PROVIDED PASSAGE =>
======
Considering how many other writers write both science fiction and fantasy, I don't think I'm alone in feeling that without both sides of the divide, we are incomplete.

Part of me, disillusioned with genre divisions entirely -- when it comes down to it, what culture other than the western, English-speaking one, draws a firm line between 'fiction' and 'fantasy'? ALL fiction is fantasy! -- just wants to make fun of it all, and perhaps leap on reigning genre trends for promotional reasons.

Fact is, Fifth Millennium is steampunk. Notice those goggles Chevenga's wearing in the pic, so as to protect his eyes from exploding laptop bits? More often he wears them while flying via moyawa. The mad scientist's cart of the inventor Diyadesai, the hand-cranked DC-generator the Haians use, the Great Press of Arko -- oh, the Great Press of Arko! Sneak preview description:

In a cavern in the cliff wall of Arko, by a rivulet that runs down through the rock and turns a huge wheel as in a mill, sits the great press of Arko, the first of all of them after the Fire, the only one for centuries. I have been there a few times, felt the sweltering heat, smelled the metallic air and the tang of ink, heard the booming and clicking and pinging of its works in rhythm more perfect than any human drummer can make. In the office where the scribes work, it is a deep thrumming that you feel through your feet more than hear, day and night, as if the Earthsphere itself had a racing heartbeat.
======
DATA EXCERPT =>
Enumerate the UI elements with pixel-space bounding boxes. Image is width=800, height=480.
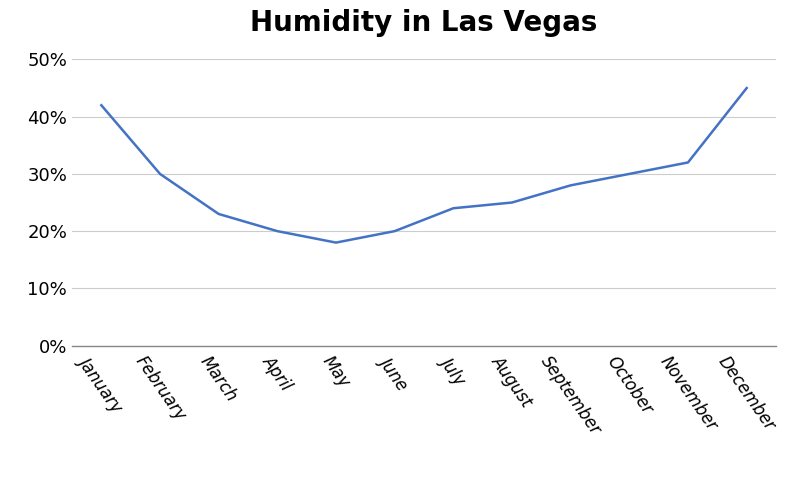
Title: Humidity in Las Vegas: Humidity in Las Vegas: [250, 9, 598, 37]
======
TASKS TO COMPLETE =>
**1)** In the Fifth Millennium excerpt, what turns the huge wheel beside the great press of Arko?
**2)** Output everything in the Fifth Millennium excerpt from "Considering how many" down to "for promotional reasons.".
The listing comes from a different source than the Fifth Millennium excerpt.

WORKED ANSWERS =>
**1)** A rivulet that runs down through the rock.

**2)**
Considering how many other writers write both science fiction and fantasy, I don't think I'm alone in feeling that without both sides of the divide, we are incomplete.

Part of me, disillusioned with genre divisions entirely -- when it comes down to it, what culture other than the western, English-speaking one, draws a firm line between 'fiction' and 'fantasy'? ALL fiction is fantasy! -- just wants to make fun of it all, and perhaps leap on reigning genre trends for promotional reasons.